[Start MATERIAL FOR THE TASK]
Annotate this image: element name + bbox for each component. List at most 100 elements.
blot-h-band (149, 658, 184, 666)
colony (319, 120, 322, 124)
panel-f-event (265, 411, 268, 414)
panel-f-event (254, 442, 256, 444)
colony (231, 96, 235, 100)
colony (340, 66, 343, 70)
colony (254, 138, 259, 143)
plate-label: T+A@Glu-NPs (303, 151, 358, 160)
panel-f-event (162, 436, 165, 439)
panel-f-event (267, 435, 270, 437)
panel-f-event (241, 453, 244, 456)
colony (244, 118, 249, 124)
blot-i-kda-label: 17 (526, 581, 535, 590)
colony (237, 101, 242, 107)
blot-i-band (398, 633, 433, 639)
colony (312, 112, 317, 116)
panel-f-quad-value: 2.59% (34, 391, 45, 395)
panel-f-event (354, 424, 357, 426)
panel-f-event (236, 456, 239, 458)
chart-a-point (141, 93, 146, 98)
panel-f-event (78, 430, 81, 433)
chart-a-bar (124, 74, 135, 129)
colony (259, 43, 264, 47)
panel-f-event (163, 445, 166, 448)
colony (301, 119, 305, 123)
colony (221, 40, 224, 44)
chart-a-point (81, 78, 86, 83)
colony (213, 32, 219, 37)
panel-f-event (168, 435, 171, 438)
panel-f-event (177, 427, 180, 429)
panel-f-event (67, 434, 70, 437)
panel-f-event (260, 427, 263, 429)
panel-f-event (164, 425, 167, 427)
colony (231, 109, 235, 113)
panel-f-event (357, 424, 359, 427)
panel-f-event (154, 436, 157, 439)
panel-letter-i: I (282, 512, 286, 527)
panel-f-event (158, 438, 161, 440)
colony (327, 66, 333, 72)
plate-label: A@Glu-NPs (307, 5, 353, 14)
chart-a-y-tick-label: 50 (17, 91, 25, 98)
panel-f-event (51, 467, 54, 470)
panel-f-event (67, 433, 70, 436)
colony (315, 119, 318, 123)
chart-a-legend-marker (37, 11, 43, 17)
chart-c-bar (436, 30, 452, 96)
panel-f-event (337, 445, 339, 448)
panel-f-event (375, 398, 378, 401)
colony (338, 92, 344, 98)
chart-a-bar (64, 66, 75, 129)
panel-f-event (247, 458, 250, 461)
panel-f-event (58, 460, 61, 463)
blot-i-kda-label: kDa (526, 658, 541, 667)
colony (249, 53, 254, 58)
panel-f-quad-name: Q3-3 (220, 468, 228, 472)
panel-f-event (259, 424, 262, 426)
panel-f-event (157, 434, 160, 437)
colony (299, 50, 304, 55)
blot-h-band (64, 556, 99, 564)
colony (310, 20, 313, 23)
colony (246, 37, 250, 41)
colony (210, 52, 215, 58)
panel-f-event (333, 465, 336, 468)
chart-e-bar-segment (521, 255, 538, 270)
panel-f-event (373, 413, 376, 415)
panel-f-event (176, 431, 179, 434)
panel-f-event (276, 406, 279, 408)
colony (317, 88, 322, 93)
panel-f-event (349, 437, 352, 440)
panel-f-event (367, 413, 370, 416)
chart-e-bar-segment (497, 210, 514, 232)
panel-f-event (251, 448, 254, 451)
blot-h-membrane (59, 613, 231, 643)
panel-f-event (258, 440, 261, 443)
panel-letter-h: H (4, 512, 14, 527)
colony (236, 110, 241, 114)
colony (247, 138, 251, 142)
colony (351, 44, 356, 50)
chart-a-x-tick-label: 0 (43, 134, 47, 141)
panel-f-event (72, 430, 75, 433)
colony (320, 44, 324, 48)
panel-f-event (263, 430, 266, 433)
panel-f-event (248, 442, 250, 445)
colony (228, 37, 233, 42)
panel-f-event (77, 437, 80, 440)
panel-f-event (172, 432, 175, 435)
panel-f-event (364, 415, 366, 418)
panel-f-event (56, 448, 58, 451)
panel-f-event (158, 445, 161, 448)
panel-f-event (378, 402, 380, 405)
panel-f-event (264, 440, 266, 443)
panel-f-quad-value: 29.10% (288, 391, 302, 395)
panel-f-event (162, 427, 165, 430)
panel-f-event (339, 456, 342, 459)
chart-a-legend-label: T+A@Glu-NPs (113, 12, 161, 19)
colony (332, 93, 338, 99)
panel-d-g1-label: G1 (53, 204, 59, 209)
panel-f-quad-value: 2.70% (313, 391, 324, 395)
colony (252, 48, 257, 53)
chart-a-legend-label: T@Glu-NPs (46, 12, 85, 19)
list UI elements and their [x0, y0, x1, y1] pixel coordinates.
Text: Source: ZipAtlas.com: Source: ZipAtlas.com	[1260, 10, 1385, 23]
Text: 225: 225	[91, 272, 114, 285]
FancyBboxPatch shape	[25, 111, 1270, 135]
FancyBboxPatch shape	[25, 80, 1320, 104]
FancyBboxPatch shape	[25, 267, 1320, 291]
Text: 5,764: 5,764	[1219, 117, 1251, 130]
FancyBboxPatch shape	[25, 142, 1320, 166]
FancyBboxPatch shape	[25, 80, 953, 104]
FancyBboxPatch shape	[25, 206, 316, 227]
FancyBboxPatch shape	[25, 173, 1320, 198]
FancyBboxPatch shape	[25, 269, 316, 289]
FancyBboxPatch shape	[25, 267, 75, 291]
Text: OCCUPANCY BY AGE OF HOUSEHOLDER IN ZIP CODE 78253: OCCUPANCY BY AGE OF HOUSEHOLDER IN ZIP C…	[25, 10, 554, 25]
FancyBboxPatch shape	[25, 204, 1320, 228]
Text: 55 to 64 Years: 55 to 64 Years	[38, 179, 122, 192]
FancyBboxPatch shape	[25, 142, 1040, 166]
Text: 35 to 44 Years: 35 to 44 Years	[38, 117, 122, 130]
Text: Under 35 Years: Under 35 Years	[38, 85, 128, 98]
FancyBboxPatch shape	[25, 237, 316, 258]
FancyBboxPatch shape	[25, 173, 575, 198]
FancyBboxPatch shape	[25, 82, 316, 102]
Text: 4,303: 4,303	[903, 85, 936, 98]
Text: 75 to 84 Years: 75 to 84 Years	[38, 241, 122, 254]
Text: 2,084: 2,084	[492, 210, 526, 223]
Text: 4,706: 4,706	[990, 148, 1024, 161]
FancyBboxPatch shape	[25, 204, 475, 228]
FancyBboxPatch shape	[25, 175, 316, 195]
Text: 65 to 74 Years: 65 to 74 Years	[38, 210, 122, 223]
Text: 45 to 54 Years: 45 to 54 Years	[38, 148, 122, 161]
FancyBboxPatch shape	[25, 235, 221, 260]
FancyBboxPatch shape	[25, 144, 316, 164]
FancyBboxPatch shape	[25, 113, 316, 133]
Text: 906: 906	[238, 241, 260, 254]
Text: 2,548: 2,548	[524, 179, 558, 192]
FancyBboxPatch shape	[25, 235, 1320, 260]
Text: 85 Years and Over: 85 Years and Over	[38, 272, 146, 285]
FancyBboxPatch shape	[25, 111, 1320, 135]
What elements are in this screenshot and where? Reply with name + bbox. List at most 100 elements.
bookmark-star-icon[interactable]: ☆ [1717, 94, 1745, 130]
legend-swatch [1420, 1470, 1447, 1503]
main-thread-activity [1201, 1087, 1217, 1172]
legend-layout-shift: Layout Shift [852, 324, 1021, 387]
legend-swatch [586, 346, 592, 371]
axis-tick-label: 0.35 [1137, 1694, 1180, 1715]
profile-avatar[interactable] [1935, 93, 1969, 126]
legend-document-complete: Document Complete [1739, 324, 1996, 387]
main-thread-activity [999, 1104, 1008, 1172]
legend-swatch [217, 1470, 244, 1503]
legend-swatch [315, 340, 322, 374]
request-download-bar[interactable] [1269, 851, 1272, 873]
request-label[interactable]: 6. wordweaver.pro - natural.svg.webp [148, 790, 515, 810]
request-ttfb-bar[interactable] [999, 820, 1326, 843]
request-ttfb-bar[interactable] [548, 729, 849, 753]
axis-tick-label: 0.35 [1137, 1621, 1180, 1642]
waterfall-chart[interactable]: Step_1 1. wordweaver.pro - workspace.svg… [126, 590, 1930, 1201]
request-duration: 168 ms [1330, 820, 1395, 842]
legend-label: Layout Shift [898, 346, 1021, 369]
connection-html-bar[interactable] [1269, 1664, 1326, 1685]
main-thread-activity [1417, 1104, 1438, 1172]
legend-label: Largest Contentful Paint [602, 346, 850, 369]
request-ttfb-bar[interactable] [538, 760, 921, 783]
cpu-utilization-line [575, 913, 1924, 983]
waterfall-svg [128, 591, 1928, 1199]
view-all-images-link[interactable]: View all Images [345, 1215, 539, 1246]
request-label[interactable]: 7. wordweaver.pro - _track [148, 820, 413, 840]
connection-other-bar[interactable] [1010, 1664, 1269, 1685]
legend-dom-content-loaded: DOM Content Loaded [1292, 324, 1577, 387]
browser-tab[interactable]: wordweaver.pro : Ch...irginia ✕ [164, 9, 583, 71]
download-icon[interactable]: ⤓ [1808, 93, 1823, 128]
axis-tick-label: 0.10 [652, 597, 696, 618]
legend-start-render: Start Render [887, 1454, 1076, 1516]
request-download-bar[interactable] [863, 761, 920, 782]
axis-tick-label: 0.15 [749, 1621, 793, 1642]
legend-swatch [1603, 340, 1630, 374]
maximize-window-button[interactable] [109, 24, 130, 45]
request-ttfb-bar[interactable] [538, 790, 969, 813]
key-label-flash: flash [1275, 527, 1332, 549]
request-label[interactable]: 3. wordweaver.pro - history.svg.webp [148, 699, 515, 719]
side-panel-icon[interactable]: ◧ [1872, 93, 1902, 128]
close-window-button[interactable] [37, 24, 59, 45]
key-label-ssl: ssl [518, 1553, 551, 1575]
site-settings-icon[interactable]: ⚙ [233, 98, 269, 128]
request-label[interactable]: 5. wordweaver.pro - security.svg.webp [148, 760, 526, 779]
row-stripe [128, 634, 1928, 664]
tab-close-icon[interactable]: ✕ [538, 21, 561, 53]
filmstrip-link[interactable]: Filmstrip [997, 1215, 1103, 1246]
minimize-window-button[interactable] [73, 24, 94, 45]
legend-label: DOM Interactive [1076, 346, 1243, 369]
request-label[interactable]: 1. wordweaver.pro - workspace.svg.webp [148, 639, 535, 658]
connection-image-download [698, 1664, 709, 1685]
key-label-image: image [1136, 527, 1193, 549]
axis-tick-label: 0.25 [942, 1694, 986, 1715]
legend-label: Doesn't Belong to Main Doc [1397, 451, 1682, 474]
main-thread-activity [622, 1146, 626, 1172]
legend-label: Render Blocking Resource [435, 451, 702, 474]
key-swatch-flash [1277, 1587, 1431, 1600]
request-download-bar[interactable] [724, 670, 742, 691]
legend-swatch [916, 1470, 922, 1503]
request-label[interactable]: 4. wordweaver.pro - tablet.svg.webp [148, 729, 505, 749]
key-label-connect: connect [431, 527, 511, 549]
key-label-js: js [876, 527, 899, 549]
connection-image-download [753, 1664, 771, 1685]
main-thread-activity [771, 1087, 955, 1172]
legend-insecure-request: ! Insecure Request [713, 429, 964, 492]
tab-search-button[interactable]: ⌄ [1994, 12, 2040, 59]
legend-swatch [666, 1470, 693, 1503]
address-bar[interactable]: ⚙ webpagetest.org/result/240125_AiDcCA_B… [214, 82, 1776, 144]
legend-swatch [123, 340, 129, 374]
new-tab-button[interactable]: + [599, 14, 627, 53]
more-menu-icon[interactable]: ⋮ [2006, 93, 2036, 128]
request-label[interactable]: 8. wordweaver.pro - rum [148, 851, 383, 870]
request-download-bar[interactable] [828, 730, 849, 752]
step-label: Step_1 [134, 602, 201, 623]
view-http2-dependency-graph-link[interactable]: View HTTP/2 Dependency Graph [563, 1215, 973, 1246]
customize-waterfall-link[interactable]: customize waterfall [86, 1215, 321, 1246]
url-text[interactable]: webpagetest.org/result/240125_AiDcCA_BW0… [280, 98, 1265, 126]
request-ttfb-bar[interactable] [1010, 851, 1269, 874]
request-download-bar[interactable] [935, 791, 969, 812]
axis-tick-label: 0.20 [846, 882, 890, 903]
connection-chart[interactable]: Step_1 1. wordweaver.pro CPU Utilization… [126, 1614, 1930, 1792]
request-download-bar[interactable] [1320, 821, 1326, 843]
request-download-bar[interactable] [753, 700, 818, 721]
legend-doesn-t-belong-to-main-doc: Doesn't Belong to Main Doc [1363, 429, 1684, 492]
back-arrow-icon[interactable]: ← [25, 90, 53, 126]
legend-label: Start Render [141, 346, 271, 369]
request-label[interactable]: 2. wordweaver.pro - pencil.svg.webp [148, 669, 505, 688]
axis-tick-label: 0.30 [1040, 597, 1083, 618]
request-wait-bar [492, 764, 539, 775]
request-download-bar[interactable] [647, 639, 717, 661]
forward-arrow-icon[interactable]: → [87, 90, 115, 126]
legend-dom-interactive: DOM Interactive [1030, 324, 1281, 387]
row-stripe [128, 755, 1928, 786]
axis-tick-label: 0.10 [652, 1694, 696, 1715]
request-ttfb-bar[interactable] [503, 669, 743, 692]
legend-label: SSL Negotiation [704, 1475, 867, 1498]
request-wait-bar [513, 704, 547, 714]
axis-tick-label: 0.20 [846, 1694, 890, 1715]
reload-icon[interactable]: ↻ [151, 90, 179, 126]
[End MATERIAL FOR THE TASK]
• WRITTEN INSTRUCTION
Convert the lines of the material from its first line through the line containing "colony (312, 112, 317, 116)", inclusive, into a numbered list, omitting any blank lines.

• ANSWER BELOW
1. Annotate this image: element name + bbox for each component. List at most 100 elements.
2. blot-h-band (149, 658, 184, 666)
3. colony (319, 120, 322, 124)
4. panel-f-event (265, 411, 268, 414)
5. panel-f-event (254, 442, 256, 444)
6. colony (231, 96, 235, 100)
7. colony (340, 66, 343, 70)
8. colony (254, 138, 259, 143)
9. plate-label: T+A@Glu-NPs (303, 151, 358, 160)
10. panel-f-event (162, 436, 165, 439)
11. panel-f-event (267, 435, 270, 437)
12. panel-f-event (241, 453, 244, 456)
13. colony (244, 118, 249, 124)
14. blot-i-kda-label: 17 (526, 581, 535, 590)
15. colony (237, 101, 242, 107)
16. blot-i-band (398, 633, 433, 639)
17. colony (312, 112, 317, 116)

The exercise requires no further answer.